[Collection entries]

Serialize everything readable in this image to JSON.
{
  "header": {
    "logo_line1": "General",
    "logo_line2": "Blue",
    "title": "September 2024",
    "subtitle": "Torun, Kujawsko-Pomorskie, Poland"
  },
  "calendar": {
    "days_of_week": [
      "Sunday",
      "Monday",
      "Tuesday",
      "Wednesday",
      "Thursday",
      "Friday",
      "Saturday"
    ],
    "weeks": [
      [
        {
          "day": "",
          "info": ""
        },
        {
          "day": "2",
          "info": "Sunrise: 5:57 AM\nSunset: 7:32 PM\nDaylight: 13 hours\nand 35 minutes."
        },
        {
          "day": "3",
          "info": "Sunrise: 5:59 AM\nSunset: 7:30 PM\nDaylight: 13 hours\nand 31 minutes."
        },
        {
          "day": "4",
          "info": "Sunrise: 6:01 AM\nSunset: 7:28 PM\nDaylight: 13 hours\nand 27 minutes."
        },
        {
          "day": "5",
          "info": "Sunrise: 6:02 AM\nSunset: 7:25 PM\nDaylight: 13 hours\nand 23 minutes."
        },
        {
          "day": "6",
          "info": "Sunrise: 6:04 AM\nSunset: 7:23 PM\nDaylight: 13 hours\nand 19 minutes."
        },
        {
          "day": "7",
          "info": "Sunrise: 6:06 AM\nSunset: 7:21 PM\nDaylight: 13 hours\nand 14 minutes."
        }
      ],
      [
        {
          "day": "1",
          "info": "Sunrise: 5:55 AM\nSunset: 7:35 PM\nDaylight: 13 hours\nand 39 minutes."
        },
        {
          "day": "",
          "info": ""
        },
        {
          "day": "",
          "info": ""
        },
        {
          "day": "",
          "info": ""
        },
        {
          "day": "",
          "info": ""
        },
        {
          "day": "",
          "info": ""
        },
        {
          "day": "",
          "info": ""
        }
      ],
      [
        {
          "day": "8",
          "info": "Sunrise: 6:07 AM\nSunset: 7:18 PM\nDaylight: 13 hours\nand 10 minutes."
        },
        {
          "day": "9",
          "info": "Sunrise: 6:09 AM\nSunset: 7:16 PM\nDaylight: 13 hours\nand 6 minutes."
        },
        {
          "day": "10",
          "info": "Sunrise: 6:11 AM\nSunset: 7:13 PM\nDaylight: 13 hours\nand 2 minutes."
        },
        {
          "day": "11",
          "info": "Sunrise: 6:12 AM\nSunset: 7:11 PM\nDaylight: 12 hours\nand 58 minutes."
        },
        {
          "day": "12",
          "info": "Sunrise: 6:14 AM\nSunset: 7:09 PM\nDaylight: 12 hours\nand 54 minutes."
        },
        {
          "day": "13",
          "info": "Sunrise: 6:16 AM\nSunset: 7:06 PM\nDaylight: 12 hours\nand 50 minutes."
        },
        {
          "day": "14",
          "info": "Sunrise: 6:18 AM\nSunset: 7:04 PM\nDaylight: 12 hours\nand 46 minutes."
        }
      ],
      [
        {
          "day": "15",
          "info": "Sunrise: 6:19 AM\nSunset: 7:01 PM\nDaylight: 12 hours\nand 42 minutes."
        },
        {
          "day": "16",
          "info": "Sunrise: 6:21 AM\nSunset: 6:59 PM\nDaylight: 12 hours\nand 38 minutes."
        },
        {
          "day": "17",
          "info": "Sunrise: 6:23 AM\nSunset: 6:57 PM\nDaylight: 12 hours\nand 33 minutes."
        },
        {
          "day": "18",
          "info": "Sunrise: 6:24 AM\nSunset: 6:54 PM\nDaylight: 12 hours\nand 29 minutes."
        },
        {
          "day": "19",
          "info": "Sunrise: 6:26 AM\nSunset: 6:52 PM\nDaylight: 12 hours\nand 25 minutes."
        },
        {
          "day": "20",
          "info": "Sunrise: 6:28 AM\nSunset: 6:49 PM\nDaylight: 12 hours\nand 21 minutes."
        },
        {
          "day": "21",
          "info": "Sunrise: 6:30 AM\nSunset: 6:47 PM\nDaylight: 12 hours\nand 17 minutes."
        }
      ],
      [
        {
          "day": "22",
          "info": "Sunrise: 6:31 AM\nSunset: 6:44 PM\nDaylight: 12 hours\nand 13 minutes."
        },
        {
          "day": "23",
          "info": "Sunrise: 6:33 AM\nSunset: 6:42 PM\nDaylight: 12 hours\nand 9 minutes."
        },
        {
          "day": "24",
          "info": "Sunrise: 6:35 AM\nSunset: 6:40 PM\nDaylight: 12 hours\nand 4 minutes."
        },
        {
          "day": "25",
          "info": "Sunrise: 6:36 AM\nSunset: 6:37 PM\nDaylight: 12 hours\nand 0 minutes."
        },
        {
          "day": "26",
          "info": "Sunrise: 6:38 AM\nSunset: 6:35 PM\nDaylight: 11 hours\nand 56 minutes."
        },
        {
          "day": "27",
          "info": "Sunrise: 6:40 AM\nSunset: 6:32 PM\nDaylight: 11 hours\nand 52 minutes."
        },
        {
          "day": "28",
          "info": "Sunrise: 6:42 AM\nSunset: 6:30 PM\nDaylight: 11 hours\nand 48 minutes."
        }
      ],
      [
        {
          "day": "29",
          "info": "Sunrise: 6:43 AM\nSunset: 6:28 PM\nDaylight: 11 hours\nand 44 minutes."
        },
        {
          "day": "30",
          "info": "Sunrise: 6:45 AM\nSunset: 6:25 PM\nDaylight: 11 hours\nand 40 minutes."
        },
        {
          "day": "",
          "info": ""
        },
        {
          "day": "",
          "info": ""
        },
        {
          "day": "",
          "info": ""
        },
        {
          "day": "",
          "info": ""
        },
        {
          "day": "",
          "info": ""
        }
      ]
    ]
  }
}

AIM | The lines above should be duplicated exactly.

ANSWER FOR THE TASK |
Serialize everything readable in this image to JSON.
{
  "header": {
    "logo_line1": "General",
    "logo_line2": "Blue",
    "title": "September 2024",
    "subtitle": "Torun, Kujawsko-Pomorskie, Poland"
  },
  "calendar": {
    "days_of_week": [
      "Sunday",
      "Monday",
      "Tuesday",
      "Wednesday",
      "Thursday",
      "Friday",
      "Saturday"
    ],
    "weeks": [
      [
        {
          "day": "",
          "info": ""
        },
        {
          "day": "2",
          "info": "Sunrise: 5:57 AM\nSunset: 7:32 PM\nDaylight: 13 hours\nand 35 minutes."
        },
        {
          "day": "3",
          "info": "Sunrise: 5:59 AM\nSunset: 7:30 PM\nDaylight: 13 hours\nand 31 minutes."
        },
        {
          "day": "4",
          "info": "Sunrise: 6:01 AM\nSunset: 7:28 PM\nDaylight: 13 hours\nand 27 minutes."
        },
        {
          "day": "5",
          "info": "Sunrise: 6:02 AM\nSunset: 7:25 PM\nDaylight: 13 hours\nand 23 minutes."
        },
        {
          "day": "6",
          "info": "Sunrise: 6:04 AM\nSunset: 7:23 PM\nDaylight: 13 hours\nand 19 minutes."
        },
        {
          "day": "7",
          "info": "Sunrise: 6:06 AM\nSunset: 7:21 PM\nDaylight: 13 hours\nand 14 minutes."
        }
      ],
      [
        {
          "day": "1",
          "info": "Sunrise: 5:55 AM\nSunset: 7:35 PM\nDaylight: 13 hours\nand 39 minutes."
        },
        {
          "day": "",
          "info": ""
        },
        {
          "day": "",
          "info": ""
        },
        {
          "day": "",
          "info": ""
        },
        {
          "day": "",
          "info": ""
        },
        {
          "day": "",
          "info": ""
        },
        {
          "day": "",
          "info": ""
        }
      ],
      [
        {
          "day": "8",
          "info": "Sunrise: 6:07 AM\nSunset: 7:18 PM\nDaylight: 13 hours\nand 10 minutes."
        },
        {
          "day": "9",
          "info": "Sunrise: 6:09 AM\nSunset: 7:16 PM\nDaylight: 13 hours\nand 6 minutes."
        },
        {
          "day": "10",
          "info": "Sunrise: 6:11 AM\nSunset: 7:13 PM\nDaylight: 13 hours\nand 2 minutes."
        },
        {
          "day": "11",
          "info": "Sunrise: 6:12 AM\nSunset: 7:11 PM\nDaylight: 12 hours\nand 58 minutes."
        },
        {
          "day": "12",
          "info": "Sunrise: 6:14 AM\nSunset: 7:09 PM\nDaylight: 12 hours\nand 54 minutes."
        },
        {
          "day": "13",
          "info": "Sunrise: 6:16 AM\nSunset: 7:06 PM\nDaylight: 12 hours\nand 50 minutes."
        },
        {
          "day": "14",
          "info": "Sunrise: 6:18 AM\nSunset: 7:04 PM\nDaylight: 12 hours\nand 46 minutes."
        }
      ],
      [
        {
          "day": "15",
          "info": "Sunrise: 6:19 AM\nSunset: 7:01 PM\nDaylight: 12 hours\nand 42 minutes."
        },
        {
          "day": "16",
          "info": "Sunrise: 6:21 AM\nSunset: 6:59 PM\nDaylight: 12 hours\nand 38 minutes."
        },
        {
          "day": "17",
          "info": "Sunrise: 6:23 AM\nSunset: 6:57 PM\nDaylight: 12 hours\nand 33 minutes."
        },
        {
          "day": "18",
          "info": "Sunrise: 6:24 AM\nSunset: 6:54 PM\nDaylight: 12 hours\nand 29 minutes."
        },
        {
          "day": "19",
          "info": "Sunrise: 6:26 AM\nSunset: 6:52 PM\nDaylight: 12 hours\nand 25 minutes."
        },
        {
          "day": "20",
          "info": "Sunrise: 6:28 AM\nSunset: 6:49 PM\nDaylight: 12 hours\nand 21 minutes."
        },
        {
          "day": "21",
          "info": "Sunrise: 6:30 AM\nSunset: 6:47 PM\nDaylight: 12 hours\nand 17 minutes."
        }
      ],
      [
        {
          "day": "22",
          "info": "Sunrise: 6:31 AM\nSunset: 6:44 PM\nDaylight: 12 hours\nand 13 minutes."
        },
        {
          "day": "23",
          "info": "Sunrise: 6:33 AM\nSunset: 6:42 PM\nDaylight: 12 hours\nand 9 minutes."
        },
        {
          "day": "24",
          "info": "Sunrise: 6:35 AM\nSunset: 6:40 PM\nDaylight: 12 hours\nand 4 minutes."
        },
        {
          "day": "25",
          "info": "Sunrise: 6:36 AM\nSunset: 6:37 PM\nDaylight: 12 hours\nand 0 minutes."
        },
        {
          "day": "26",
          "info": "Sunrise: 6:38 AM\nSunset: 6:35 PM\nDaylight: 11 hours\nand 56 minutes."
        },
        {
          "day": "27",
          "info": "Sunrise: 6:40 AM\nSunset: 6:32 PM\nDaylight: 11 hours\nand 52 minutes."
        },
        {
          "day": "28",
          "info": "Sunrise: 6:42 AM\nSunset: 6:30 PM\nDaylight: 11 hours\nand 48 minutes."
        }
      ],
      [
        {
          "day": "29",
          "info": "Sunrise: 6:43 AM\nSunset: 6:28 PM\nDaylight: 11 hours\nand 44 minutes."
        },
        {
          "day": "30",
          "info": "Sunrise: 6:45 AM\nSunset: 6:25 PM\nDaylight: 11 hours\nand 40 minutes."
        },
        {
          "day": "",
          "info": ""
        },
        {
          "day": "",
          "info": ""
        },
        {
          "day": "",
          "info": ""
        },
        {
          "day": "",
          "info": ""
        },
        {
          "day": "",
          "info": ""
        }
      ]
    ]
  }
}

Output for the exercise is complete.